-- Written instruction --
Copy each record exactly as it reads, leaving out any pictures it holds.

-- Raw records --
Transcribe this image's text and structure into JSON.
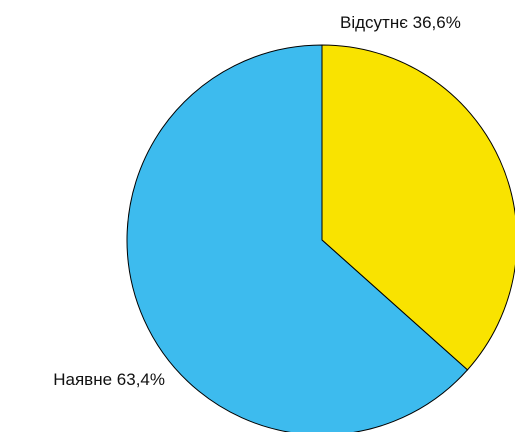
{
  "chart_data": {
    "type": "pie",
    "categories": [
      "Відсутнє",
      "Наявне"
    ],
    "values": [
      36.6,
      63.4
    ],
    "value_labels": [
      "36,6%",
      "63,4%"
    ],
    "colors": [
      "#f9e300",
      "#3dbbee"
    ]
  }
}
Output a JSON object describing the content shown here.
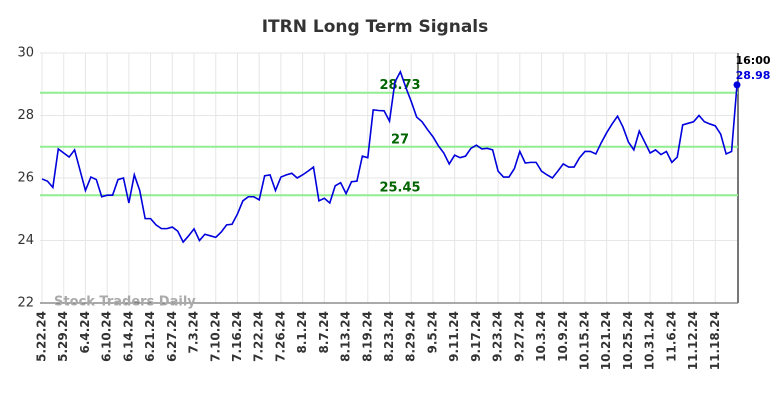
{
  "chart_data": {
    "type": "line",
    "title": "ITRN Long Term Signals",
    "watermark": "Stock Traders Daily",
    "last_time": "16:00",
    "categories": [
      "5.22.24",
      null,
      null,
      null,
      "5.29.24",
      null,
      null,
      null,
      "6.4.24",
      null,
      null,
      null,
      "6.10.24",
      null,
      null,
      null,
      "6.14.24",
      null,
      null,
      null,
      "6.21.24",
      null,
      null,
      null,
      "6.27.24",
      null,
      null,
      null,
      "7.3.24",
      null,
      null,
      null,
      "7.10.24",
      null,
      null,
      null,
      "7.16.24",
      null,
      null,
      null,
      "7.22.24",
      null,
      null,
      null,
      "7.26.24",
      null,
      null,
      null,
      "8.1.24",
      null,
      null,
      null,
      "8.7.24",
      null,
      null,
      null,
      "8.13.24",
      null,
      null,
      null,
      "8.19.24",
      null,
      null,
      null,
      "8.23.24",
      null,
      null,
      null,
      "8.29.24",
      null,
      null,
      null,
      "9.5.24",
      null,
      null,
      null,
      "9.11.24",
      null,
      null,
      null,
      "9.17.24",
      null,
      null,
      null,
      "9.23.24",
      null,
      null,
      null,
      "9.27.24",
      null,
      null,
      null,
      "10.3.24",
      null,
      null,
      null,
      "10.9.24",
      null,
      null,
      null,
      "10.15.24",
      null,
      null,
      null,
      "10.21.24",
      null,
      null,
      null,
      "10.25.24",
      null,
      null,
      null,
      "10.31.24",
      null,
      null,
      null,
      "11.6.24",
      null,
      null,
      null,
      "11.12.24",
      null,
      null,
      null,
      "11.18.24",
      null,
      null,
      null,
      null
    ],
    "values": [
      25.97,
      25.9,
      25.7,
      26.93,
      26.8,
      26.67,
      26.9,
      26.25,
      25.6,
      26.03,
      25.95,
      25.4,
      25.45,
      25.45,
      25.95,
      26.0,
      25.2,
      26.1,
      25.6,
      24.7,
      24.7,
      24.5,
      24.38,
      24.38,
      24.43,
      24.3,
      23.95,
      24.15,
      24.37,
      24.0,
      24.2,
      24.15,
      24.1,
      24.27,
      24.5,
      24.52,
      24.85,
      25.27,
      25.4,
      25.4,
      25.3,
      26.07,
      26.1,
      25.6,
      26.03,
      26.1,
      26.15,
      26.0,
      26.1,
      26.22,
      26.35,
      25.27,
      25.35,
      25.2,
      25.75,
      25.85,
      25.5,
      25.88,
      25.9,
      26.7,
      26.65,
      28.18,
      28.16,
      28.15,
      27.82,
      29.07,
      29.4,
      28.9,
      28.45,
      27.95,
      27.8,
      27.55,
      27.32,
      27.03,
      26.8,
      26.45,
      26.73,
      26.65,
      26.7,
      26.95,
      27.05,
      26.93,
      26.95,
      26.9,
      26.22,
      26.03,
      26.03,
      26.3,
      26.85,
      26.48,
      26.5,
      26.5,
      26.22,
      26.1,
      26.0,
      26.22,
      26.45,
      26.35,
      26.35,
      26.65,
      26.85,
      26.85,
      26.77,
      27.13,
      27.45,
      27.73,
      27.98,
      27.63,
      27.15,
      26.9,
      27.5,
      27.15,
      26.8,
      26.9,
      26.75,
      26.85,
      26.5,
      26.67,
      27.7,
      27.75,
      27.8,
      28.0,
      27.8,
      27.73,
      27.67,
      27.4,
      26.77,
      26.85,
      28.98
    ],
    "color": "#0000dd",
    "hlines": [
      {
        "value": 28.73,
        "color": "#90ee90"
      },
      {
        "value": 27,
        "color": "#90ee90"
      },
      {
        "value": 25.45,
        "color": "#90ee90"
      }
    ],
    "ylim": [
      22,
      30
    ],
    "yticks": [
      22,
      24,
      26,
      28,
      30
    ],
    "grid": true
  }
}
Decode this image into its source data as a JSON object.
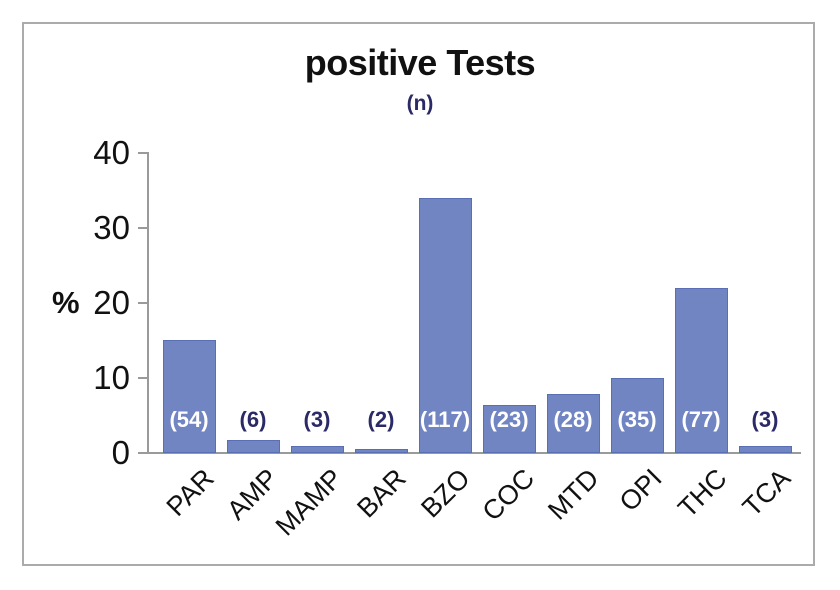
{
  "chart_data": {
    "type": "bar",
    "title": "positive Tests",
    "subtitle": "(n)",
    "ylabel": "%",
    "ylim": [
      0,
      40
    ],
    "yticks": [
      0,
      10,
      20,
      30,
      40
    ],
    "grid": false,
    "legend": "none",
    "categories": [
      "PAR",
      "AMP",
      "MAMP",
      "BAR",
      "BZO",
      "COC",
      "MTD",
      "OPI",
      "THC",
      "TCA"
    ],
    "values": [
      15,
      1.7,
      0.9,
      0.5,
      34,
      6.4,
      7.9,
      10,
      22,
      0.9
    ],
    "counts": [
      54,
      6,
      3,
      2,
      117,
      23,
      28,
      35,
      77,
      3
    ],
    "count_labels": [
      "(54)",
      "(6)",
      "(3)",
      "(2)",
      "(117)",
      "(23)",
      "(28)",
      "(35)",
      "(77)",
      "(3)"
    ],
    "colors": {
      "bar_fill": "#7285C3",
      "bar_border": "#5A6EB4",
      "count_label_inside": "#FFFFFF",
      "count_label_outside": "#2B2A66",
      "subtitle_navy": "#2B2A66",
      "title_black": "#111111",
      "axis_gray": "#9A9A9A",
      "frame_gray": "#ABABAB"
    }
  }
}
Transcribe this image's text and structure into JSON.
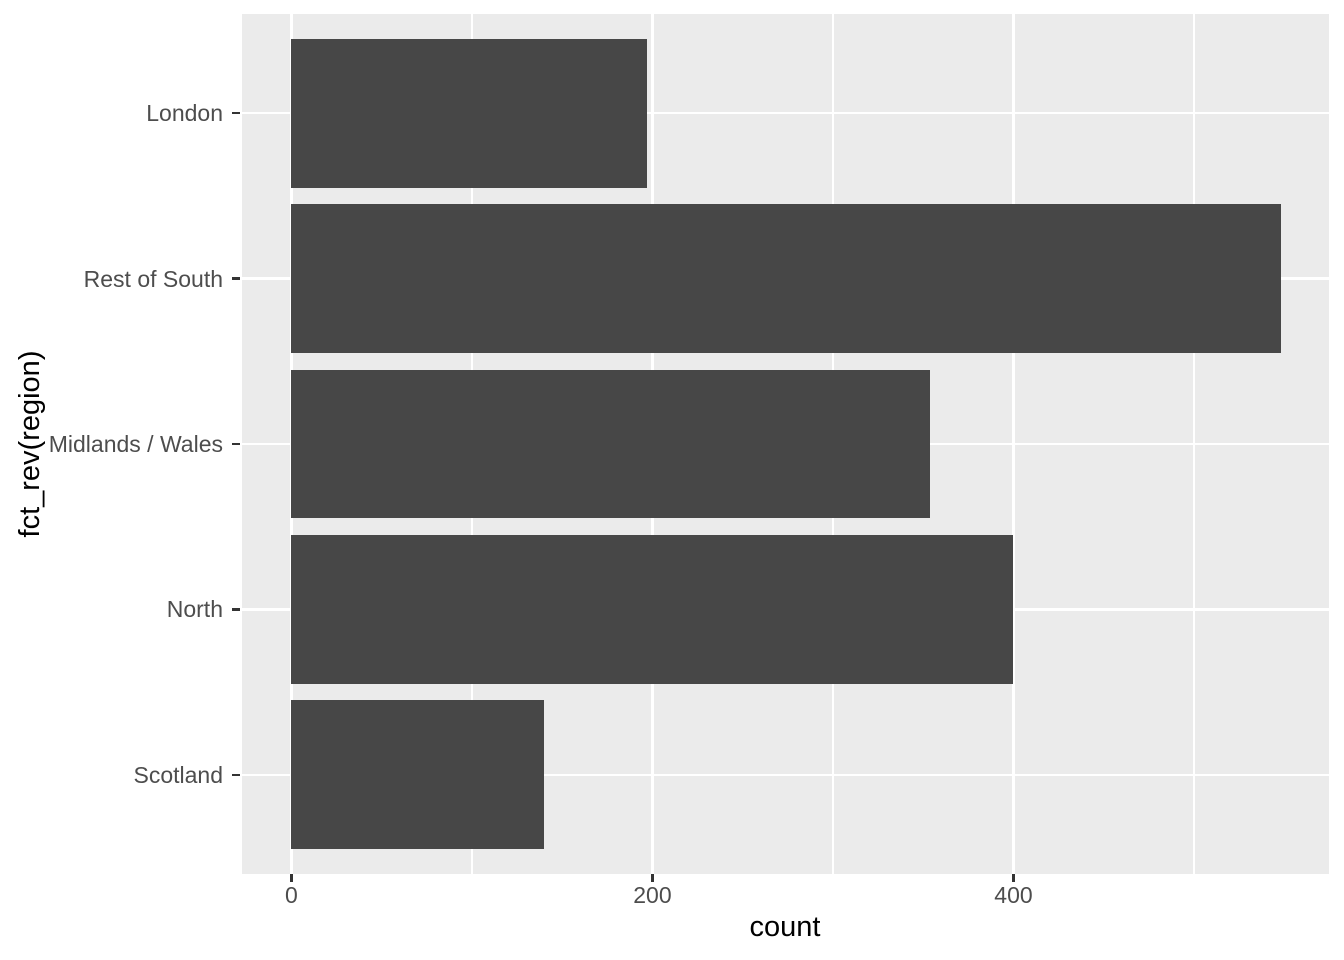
{
  "chart_data": {
    "type": "bar",
    "orientation": "horizontal",
    "title": "",
    "xlabel": "count",
    "ylabel": "fct_rev(region)",
    "categories": [
      "London",
      "Rest of South",
      "Midlands / Wales",
      "North",
      "Scotland"
    ],
    "series": [
      {
        "name": "count",
        "values": [
          197,
          548,
          354,
          400,
          140
        ]
      }
    ],
    "values": [
      197,
      548,
      354,
      400,
      140
    ],
    "xlim": [
      -27.4,
      574.8
    ],
    "x_major_ticks": [
      0,
      200,
      400
    ],
    "x_tick_labels": [
      "0",
      "200",
      "400"
    ],
    "x_minor_gridlines": [
      100,
      300,
      500
    ],
    "bar_width_fraction": 0.9,
    "grid": "white major + minor vertical gridlines, white major horizontal gridlines at category centers",
    "legend": "none",
    "colors": {
      "bar_fill": "#474747",
      "panel_bg": "#EBEBEB",
      "grid": "#FFFFFF",
      "tick_mark": "#333333",
      "tick_label": "#4D4D4D",
      "axis_title": "#000000",
      "outer_bg": "#FFFFFF"
    }
  }
}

-- Answer to the exercise --
Transcribe this image's text and structure into JSON.
{
  "chart_data": {
    "type": "pie",
    "categories": [
      "Відсутнє",
      "Наявне"
    ],
    "values": [
      36.6,
      63.4
    ],
    "value_labels": [
      "36,6%",
      "63,4%"
    ],
    "colors": [
      "#f9e300",
      "#3dbbee"
    ]
  }
}
Output a JSON object describing the content shown here.
{
  "chart_data": {
    "type": "line",
    "title": "ITRN Long Term Signals",
    "watermark": "Stock Traders Daily",
    "last_time": "16:00",
    "categories": [
      "5.22.24",
      null,
      null,
      null,
      "5.29.24",
      null,
      null,
      null,
      "6.4.24",
      null,
      null,
      null,
      "6.10.24",
      null,
      null,
      null,
      "6.14.24",
      null,
      null,
      null,
      "6.21.24",
      null,
      null,
      null,
      "6.27.24",
      null,
      null,
      null,
      "7.3.24",
      null,
      null,
      null,
      "7.10.24",
      null,
      null,
      null,
      "7.16.24",
      null,
      null,
      null,
      "7.22.24",
      null,
      null,
      null,
      "7.26.24",
      null,
      null,
      null,
      "8.1.24",
      null,
      null,
      null,
      "8.7.24",
      null,
      null,
      null,
      "8.13.24",
      null,
      null,
      null,
      "8.19.24",
      null,
      null,
      null,
      "8.23.24",
      null,
      null,
      null,
      "8.29.24",
      null,
      null,
      null,
      "9.5.24",
      null,
      null,
      null,
      "9.11.24",
      null,
      null,
      null,
      "9.17.24",
      null,
      null,
      null,
      "9.23.24",
      null,
      null,
      null,
      "9.27.24",
      null,
      null,
      null,
      "10.3.24",
      null,
      null,
      null,
      "10.9.24",
      null,
      null,
      null,
      "10.15.24",
      null,
      null,
      null,
      "10.21.24",
      null,
      null,
      null,
      "10.25.24",
      null,
      null,
      null,
      "10.31.24",
      null,
      null,
      null,
      "11.6.24",
      null,
      null,
      null,
      "11.12.24",
      null,
      null,
      null,
      "11.18.24",
      null,
      null,
      null,
      null
    ],
    "values": [
      25.97,
      25.9,
      25.7,
      26.93,
      26.8,
      26.67,
      26.9,
      26.25,
      25.6,
      26.03,
      25.95,
      25.4,
      25.45,
      25.45,
      25.95,
      26.0,
      25.2,
      26.1,
      25.6,
      24.7,
      24.7,
      24.5,
      24.38,
      24.38,
      24.43,
      24.3,
      23.95,
      24.15,
      24.37,
      24.0,
      24.2,
      24.15,
      24.1,
      24.27,
      24.5,
      24.52,
      24.85,
      25.27,
      25.4,
      25.4,
      25.3,
      26.07,
      26.1,
      25.6,
      26.03,
      26.1,
      26.15,
      26.0,
      26.1,
      26.22,
      26.35,
      25.27,
      25.35,
      25.2,
      25.75,
      25.85,
      25.5,
      25.88,
      25.9,
      26.7,
      26.65,
      28.18,
      28.16,
      28.15,
      27.82,
      29.07,
      29.4,
      28.9,
      28.45,
      27.95,
      27.8,
      27.55,
      27.32,
      27.03,
      26.8,
      26.45,
      26.73,
      26.65,
      26.7,
      26.95,
      27.05,
      26.93,
      26.95,
      26.9,
      26.22,
      26.03,
      26.03,
      26.3,
      26.85,
      26.48,
      26.5,
      26.5,
      26.22,
      26.1,
      26.0,
      26.22,
      26.45,
      26.35,
      26.35,
      26.65,
      26.85,
      26.85,
      26.77,
      27.13,
      27.45,
      27.73,
      27.98,
      27.63,
      27.15,
      26.9,
      27.5,
      27.15,
      26.8,
      26.9,
      26.75,
      26.85,
      26.5,
      26.67,
      27.7,
      27.75,
      27.8,
      28.0,
      27.8,
      27.73,
      27.67,
      27.4,
      26.77,
      26.85,
      28.98
    ],
    "color": "#0000dd",
    "hlines": [
      {
        "value": 28.73,
        "color": "#90ee90"
      },
      {
        "value": 27,
        "color": "#90ee90"
      },
      {
        "value": 25.45,
        "color": "#90ee90"
      }
    ],
    "ylim": [
      22,
      30
    ],
    "yticks": [
      22,
      24,
      26,
      28,
      30
    ],
    "grid": true
  }
}
Decode this image into its source data as a JSON object.
{
  "chart_data": {
    "type": "bar",
    "title": "positive Tests",
    "subtitle": "(n)",
    "ylabel": "%",
    "ylim": [
      0,
      40
    ],
    "yticks": [
      0,
      10,
      20,
      30,
      40
    ],
    "grid": false,
    "legend": "none",
    "categories": [
      "PAR",
      "AMP",
      "MAMP",
      "BAR",
      "BZO",
      "COC",
      "MTD",
      "OPI",
      "THC",
      "TCA"
    ],
    "values": [
      15,
      1.7,
      0.9,
      0.5,
      34,
      6.4,
      7.9,
      10,
      22,
      0.9
    ],
    "counts": [
      54,
      6,
      3,
      2,
      117,
      23,
      28,
      35,
      77,
      3
    ],
    "count_labels": [
      "(54)",
      "(6)",
      "(3)",
      "(2)",
      "(117)",
      "(23)",
      "(28)",
      "(35)",
      "(77)",
      "(3)"
    ],
    "colors": {
      "bar_fill": "#7285C3",
      "bar_border": "#5A6EB4",
      "count_label_inside": "#FFFFFF",
      "count_label_outside": "#2B2A66",
      "subtitle_navy": "#2B2A66",
      "title_black": "#111111",
      "axis_gray": "#9A9A9A",
      "frame_gray": "#ABABAB"
    }
  }
}
Transcribe this image's text and structure into JSON.
{
  "chart_data": {
    "type": "bar",
    "orientation": "horizontal",
    "title": "",
    "xlabel": "count",
    "ylabel": "fct_rev(region)",
    "categories": [
      "London",
      "Rest of South",
      "Midlands / Wales",
      "North",
      "Scotland"
    ],
    "series": [
      {
        "name": "count",
        "values": [
          197,
          548,
          354,
          400,
          140
        ]
      }
    ],
    "values": [
      197,
      548,
      354,
      400,
      140
    ],
    "xlim": [
      -27.4,
      574.8
    ],
    "x_major_ticks": [
      0,
      200,
      400
    ],
    "x_tick_labels": [
      "0",
      "200",
      "400"
    ],
    "x_minor_gridlines": [
      100,
      300,
      500
    ],
    "bar_width_fraction": 0.9,
    "grid": "white major + minor vertical gridlines, white major horizontal gridlines at category centers",
    "legend": "none",
    "colors": {
      "bar_fill": "#474747",
      "panel_bg": "#EBEBEB",
      "grid": "#FFFFFF",
      "tick_mark": "#333333",
      "tick_label": "#4D4D4D",
      "axis_title": "#000000",
      "outer_bg": "#FFFFFF"
    }
  }
}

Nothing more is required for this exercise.